(A run of records)
>> Begin
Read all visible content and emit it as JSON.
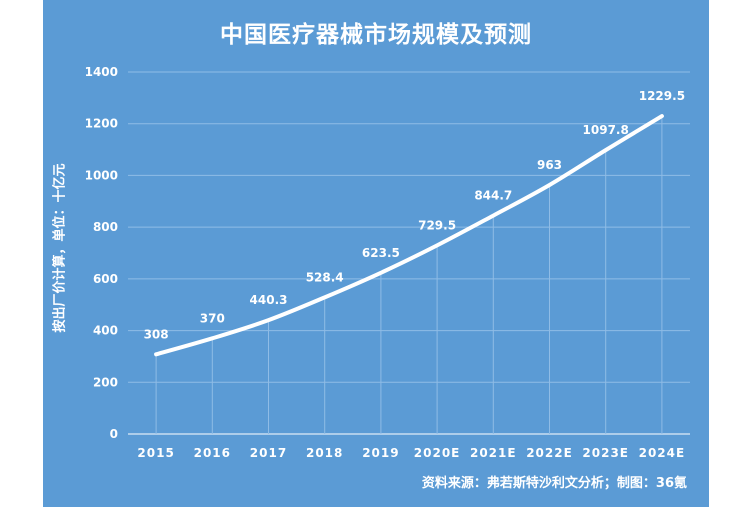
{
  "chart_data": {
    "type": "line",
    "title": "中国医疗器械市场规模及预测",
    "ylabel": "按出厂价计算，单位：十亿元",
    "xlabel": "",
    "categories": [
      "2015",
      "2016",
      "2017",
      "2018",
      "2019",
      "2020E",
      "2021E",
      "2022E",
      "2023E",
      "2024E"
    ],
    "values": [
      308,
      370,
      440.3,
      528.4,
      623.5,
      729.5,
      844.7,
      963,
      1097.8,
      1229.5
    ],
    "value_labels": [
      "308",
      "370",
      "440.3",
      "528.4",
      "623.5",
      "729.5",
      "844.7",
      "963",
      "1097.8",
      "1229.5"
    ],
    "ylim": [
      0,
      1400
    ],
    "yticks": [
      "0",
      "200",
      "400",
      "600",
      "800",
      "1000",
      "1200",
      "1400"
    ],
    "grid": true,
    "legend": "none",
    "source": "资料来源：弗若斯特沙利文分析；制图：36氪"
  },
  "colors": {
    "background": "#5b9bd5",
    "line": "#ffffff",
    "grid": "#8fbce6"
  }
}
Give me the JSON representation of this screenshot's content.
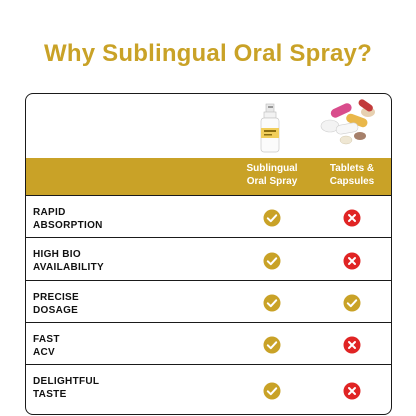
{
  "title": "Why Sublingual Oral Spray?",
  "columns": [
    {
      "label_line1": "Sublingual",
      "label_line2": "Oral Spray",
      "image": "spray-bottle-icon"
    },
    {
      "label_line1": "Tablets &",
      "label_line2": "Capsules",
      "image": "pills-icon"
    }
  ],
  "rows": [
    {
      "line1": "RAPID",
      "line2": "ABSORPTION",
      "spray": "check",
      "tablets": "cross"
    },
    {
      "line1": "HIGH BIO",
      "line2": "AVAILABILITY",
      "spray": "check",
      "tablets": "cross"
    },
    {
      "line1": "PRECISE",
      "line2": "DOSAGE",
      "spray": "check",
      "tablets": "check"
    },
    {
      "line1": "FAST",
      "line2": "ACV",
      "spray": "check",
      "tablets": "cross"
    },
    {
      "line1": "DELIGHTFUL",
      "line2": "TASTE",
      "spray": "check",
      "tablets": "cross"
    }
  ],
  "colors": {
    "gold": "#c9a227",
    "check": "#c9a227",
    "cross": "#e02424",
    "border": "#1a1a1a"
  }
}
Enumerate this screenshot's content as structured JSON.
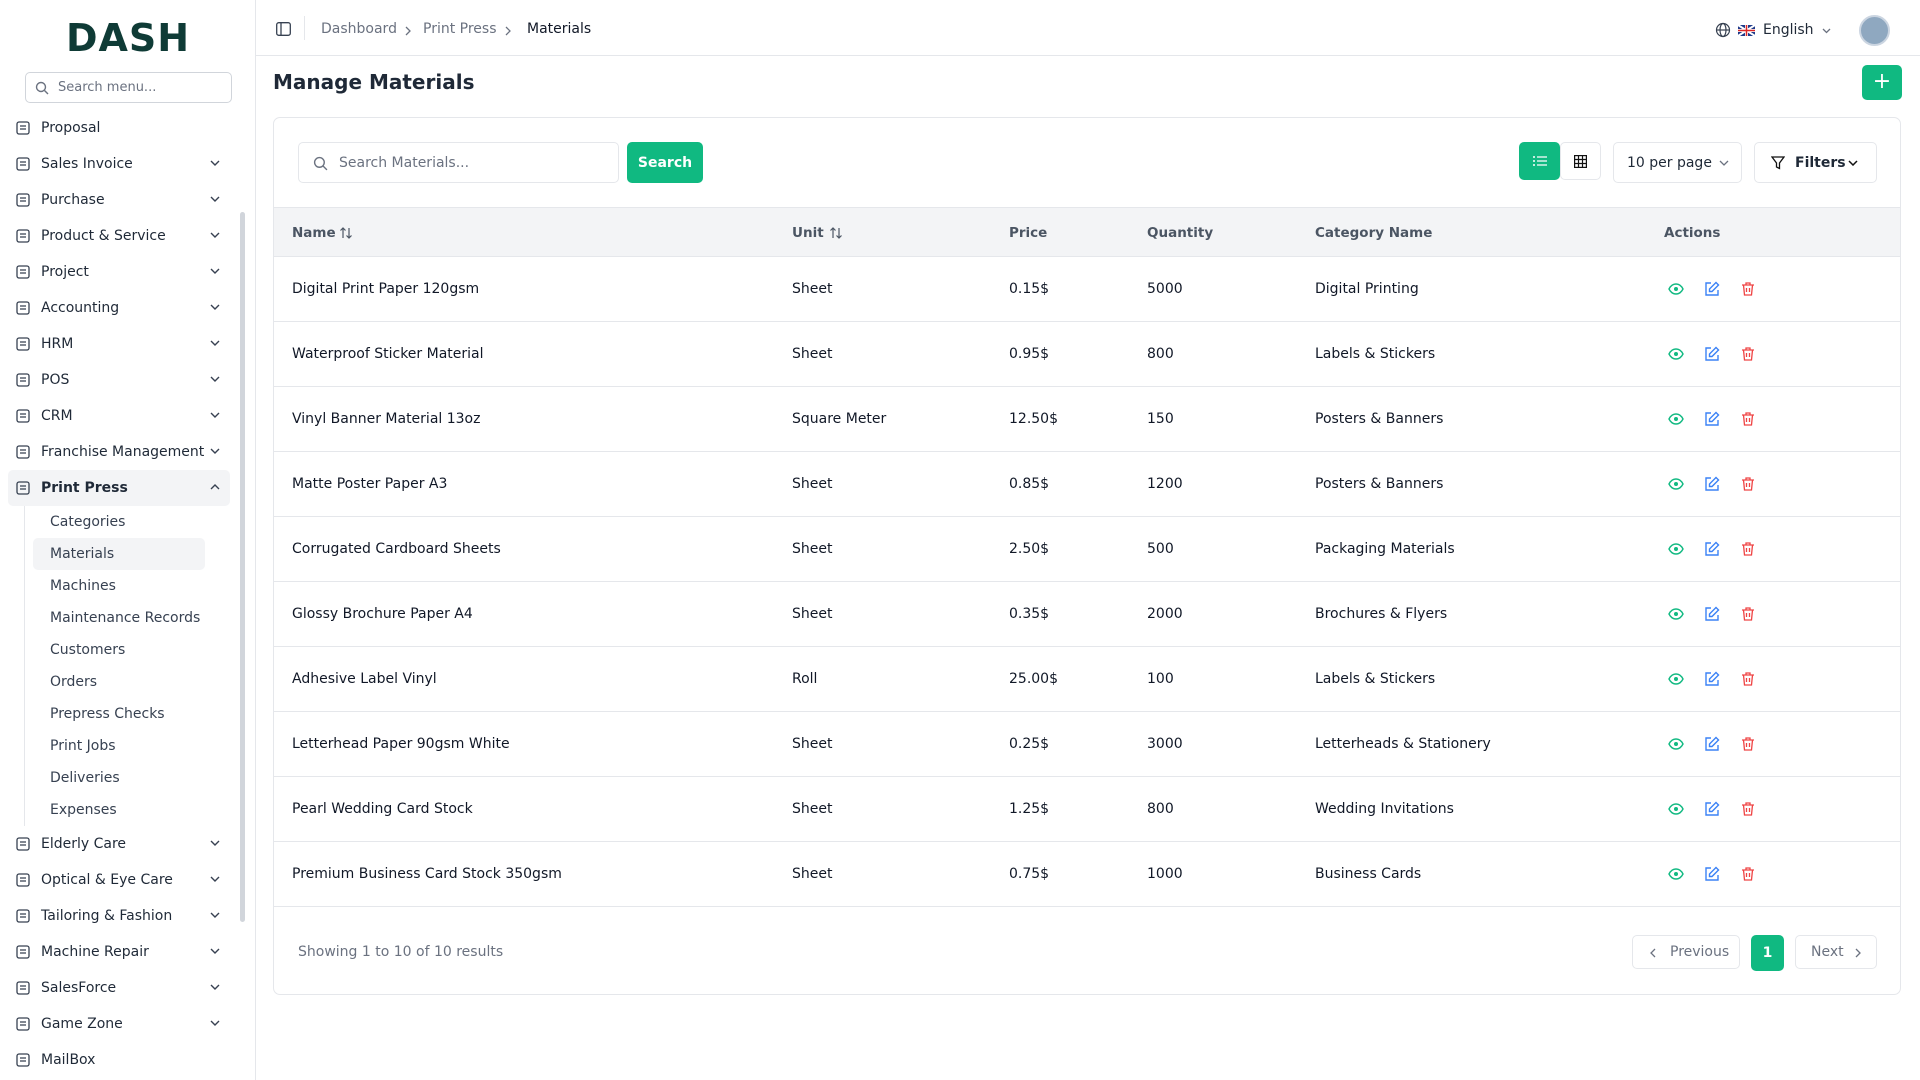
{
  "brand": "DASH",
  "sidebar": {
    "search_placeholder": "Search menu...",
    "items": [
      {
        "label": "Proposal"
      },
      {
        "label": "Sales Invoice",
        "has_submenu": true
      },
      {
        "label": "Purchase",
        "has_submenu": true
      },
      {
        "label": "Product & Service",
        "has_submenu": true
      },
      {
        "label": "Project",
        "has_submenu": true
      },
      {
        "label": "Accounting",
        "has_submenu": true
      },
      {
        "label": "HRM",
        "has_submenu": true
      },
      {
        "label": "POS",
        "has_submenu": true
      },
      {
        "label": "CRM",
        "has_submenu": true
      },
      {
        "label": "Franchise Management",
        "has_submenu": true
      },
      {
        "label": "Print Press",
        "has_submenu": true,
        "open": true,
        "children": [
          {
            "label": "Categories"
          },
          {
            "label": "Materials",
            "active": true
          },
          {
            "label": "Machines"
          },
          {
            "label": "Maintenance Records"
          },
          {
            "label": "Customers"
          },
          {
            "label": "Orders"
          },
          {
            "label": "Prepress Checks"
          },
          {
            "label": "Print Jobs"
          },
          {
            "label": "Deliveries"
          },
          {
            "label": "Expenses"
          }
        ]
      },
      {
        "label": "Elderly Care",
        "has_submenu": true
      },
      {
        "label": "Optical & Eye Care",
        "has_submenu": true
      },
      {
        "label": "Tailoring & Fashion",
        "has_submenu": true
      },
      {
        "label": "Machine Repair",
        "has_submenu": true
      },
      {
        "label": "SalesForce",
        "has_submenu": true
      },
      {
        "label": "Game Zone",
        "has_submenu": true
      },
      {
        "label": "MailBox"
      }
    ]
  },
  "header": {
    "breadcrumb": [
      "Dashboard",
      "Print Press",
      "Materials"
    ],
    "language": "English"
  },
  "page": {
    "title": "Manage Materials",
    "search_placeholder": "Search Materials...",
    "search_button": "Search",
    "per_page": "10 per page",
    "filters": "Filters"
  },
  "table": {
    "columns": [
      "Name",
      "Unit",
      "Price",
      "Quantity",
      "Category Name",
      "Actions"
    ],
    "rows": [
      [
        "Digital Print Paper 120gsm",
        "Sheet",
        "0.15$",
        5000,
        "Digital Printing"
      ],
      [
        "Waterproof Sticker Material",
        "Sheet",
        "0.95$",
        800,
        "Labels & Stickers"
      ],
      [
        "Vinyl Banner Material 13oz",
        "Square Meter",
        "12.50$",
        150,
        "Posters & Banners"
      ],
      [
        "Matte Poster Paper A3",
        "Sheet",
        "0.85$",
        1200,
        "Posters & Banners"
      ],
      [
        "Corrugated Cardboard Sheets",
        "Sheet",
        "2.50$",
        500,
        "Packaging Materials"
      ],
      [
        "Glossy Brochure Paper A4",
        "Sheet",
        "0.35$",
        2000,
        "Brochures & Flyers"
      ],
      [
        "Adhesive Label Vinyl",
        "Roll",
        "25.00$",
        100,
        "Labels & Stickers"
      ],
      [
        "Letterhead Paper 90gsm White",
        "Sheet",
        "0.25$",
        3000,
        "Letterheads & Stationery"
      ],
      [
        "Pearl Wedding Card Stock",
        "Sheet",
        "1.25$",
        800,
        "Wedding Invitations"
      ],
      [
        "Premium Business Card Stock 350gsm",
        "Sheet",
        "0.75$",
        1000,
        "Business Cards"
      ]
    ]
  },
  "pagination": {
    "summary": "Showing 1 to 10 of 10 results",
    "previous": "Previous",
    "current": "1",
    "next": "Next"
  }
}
>> End
**The problem**
Without the pictures, write out the whole listing above exactly as it appears.

**Answer to this problem**
Read all visible content and emit it as JSON.
{
  "chart_data": {
    "type": "line",
    "title": "中国医疗器械市场规模及预测",
    "ylabel": "按出厂价计算，单位：十亿元",
    "xlabel": "",
    "categories": [
      "2015",
      "2016",
      "2017",
      "2018",
      "2019",
      "2020E",
      "2021E",
      "2022E",
      "2023E",
      "2024E"
    ],
    "values": [
      308,
      370,
      440.3,
      528.4,
      623.5,
      729.5,
      844.7,
      963,
      1097.8,
      1229.5
    ],
    "value_labels": [
      "308",
      "370",
      "440.3",
      "528.4",
      "623.5",
      "729.5",
      "844.7",
      "963",
      "1097.8",
      "1229.5"
    ],
    "ylim": [
      0,
      1400
    ],
    "yticks": [
      "0",
      "200",
      "400",
      "600",
      "800",
      "1000",
      "1200",
      "1400"
    ],
    "grid": true,
    "legend": "none",
    "source": "资料来源：弗若斯特沙利文分析；制图：36氪"
  },
  "colors": {
    "background": "#5b9bd5",
    "line": "#ffffff",
    "grid": "#8fbce6"
  }
}
Give me the JSON representation of this screenshot's content.
{
  "title": "Why Sublingual Oral Spray?",
  "columns": [
    {
      "label_line1": "Sublingual",
      "label_line2": "Oral Spray",
      "image": "spray-bottle-icon"
    },
    {
      "label_line1": "Tablets &",
      "label_line2": "Capsules",
      "image": "pills-icon"
    }
  ],
  "rows": [
    {
      "line1": "RAPID",
      "line2": "ABSORPTION",
      "spray": "check",
      "tablets": "cross"
    },
    {
      "line1": "HIGH BIO",
      "line2": "AVAILABILITY",
      "spray": "check",
      "tablets": "cross"
    },
    {
      "line1": "PRECISE",
      "line2": "DOSAGE",
      "spray": "check",
      "tablets": "check"
    },
    {
      "line1": "FAST",
      "line2": "ACV",
      "spray": "check",
      "tablets": "cross"
    },
    {
      "line1": "DELIGHTFUL",
      "line2": "TASTE",
      "spray": "check",
      "tablets": "cross"
    }
  ],
  "colors": {
    "gold": "#c9a227",
    "check": "#c9a227",
    "cross": "#e02424",
    "border": "#1a1a1a"
  }
}
Enumerate this screenshot's content as structured JSON.
{
  "brand": "DASH",
  "sidebar": {
    "search_placeholder": "Search menu...",
    "items": [
      {
        "label": "Proposal"
      },
      {
        "label": "Sales Invoice",
        "has_submenu": true
      },
      {
        "label": "Purchase",
        "has_submenu": true
      },
      {
        "label": "Product & Service",
        "has_submenu": true
      },
      {
        "label": "Project",
        "has_submenu": true
      },
      {
        "label": "Accounting",
        "has_submenu": true
      },
      {
        "label": "HRM",
        "has_submenu": true
      },
      {
        "label": "POS",
        "has_submenu": true
      },
      {
        "label": "CRM",
        "has_submenu": true
      },
      {
        "label": "Franchise Management",
        "has_submenu": true
      },
      {
        "label": "Print Press",
        "has_submenu": true,
        "open": true,
        "children": [
          {
            "label": "Categories"
          },
          {
            "label": "Materials",
            "active": true
          },
          {
            "label": "Machines"
          },
          {
            "label": "Maintenance Records"
          },
          {
            "label": "Customers"
          },
          {
            "label": "Orders"
          },
          {
            "label": "Prepress Checks"
          },
          {
            "label": "Print Jobs"
          },
          {
            "label": "Deliveries"
          },
          {
            "label": "Expenses"
          }
        ]
      },
      {
        "label": "Elderly Care",
        "has_submenu": true
      },
      {
        "label": "Optical & Eye Care",
        "has_submenu": true
      },
      {
        "label": "Tailoring & Fashion",
        "has_submenu": true
      },
      {
        "label": "Machine Repair",
        "has_submenu": true
      },
      {
        "label": "SalesForce",
        "has_submenu": true
      },
      {
        "label": "Game Zone",
        "has_submenu": true
      },
      {
        "label": "MailBox"
      }
    ]
  },
  "header": {
    "breadcrumb": [
      "Dashboard",
      "Print Press",
      "Materials"
    ],
    "language": "English"
  },
  "page": {
    "title": "Manage Materials",
    "search_placeholder": "Search Materials...",
    "search_button": "Search",
    "per_page": "10 per page",
    "filters": "Filters"
  },
  "table": {
    "columns": [
      "Name",
      "Unit",
      "Price",
      "Quantity",
      "Category Name",
      "Actions"
    ],
    "rows": [
      [
        "Digital Print Paper 120gsm",
        "Sheet",
        "0.15$",
        5000,
        "Digital Printing"
      ],
      [
        "Waterproof Sticker Material",
        "Sheet",
        "0.95$",
        800,
        "Labels & Stickers"
      ],
      [
        "Vinyl Banner Material 13oz",
        "Square Meter",
        "12.50$",
        150,
        "Posters & Banners"
      ],
      [
        "Matte Poster Paper A3",
        "Sheet",
        "0.85$",
        1200,
        "Posters & Banners"
      ],
      [
        "Corrugated Cardboard Sheets",
        "Sheet",
        "2.50$",
        500,
        "Packaging Materials"
      ],
      [
        "Glossy Brochure Paper A4",
        "Sheet",
        "0.35$",
        2000,
        "Brochures & Flyers"
      ],
      [
        "Adhesive Label Vinyl",
        "Roll",
        "25.00$",
        100,
        "Labels & Stickers"
      ],
      [
        "Letterhead Paper 90gsm White",
        "Sheet",
        "0.25$",
        3000,
        "Letterheads & Stationery"
      ],
      [
        "Pearl Wedding Card Stock",
        "Sheet",
        "1.25$",
        800,
        "Wedding Invitations"
      ],
      [
        "Premium Business Card Stock 350gsm",
        "Sheet",
        "0.75$",
        1000,
        "Business Cards"
      ]
    ]
  },
  "pagination": {
    "summary": "Showing 1 to 10 of 10 results",
    "previous": "Previous",
    "current": "1",
    "next": "Next"
  }
}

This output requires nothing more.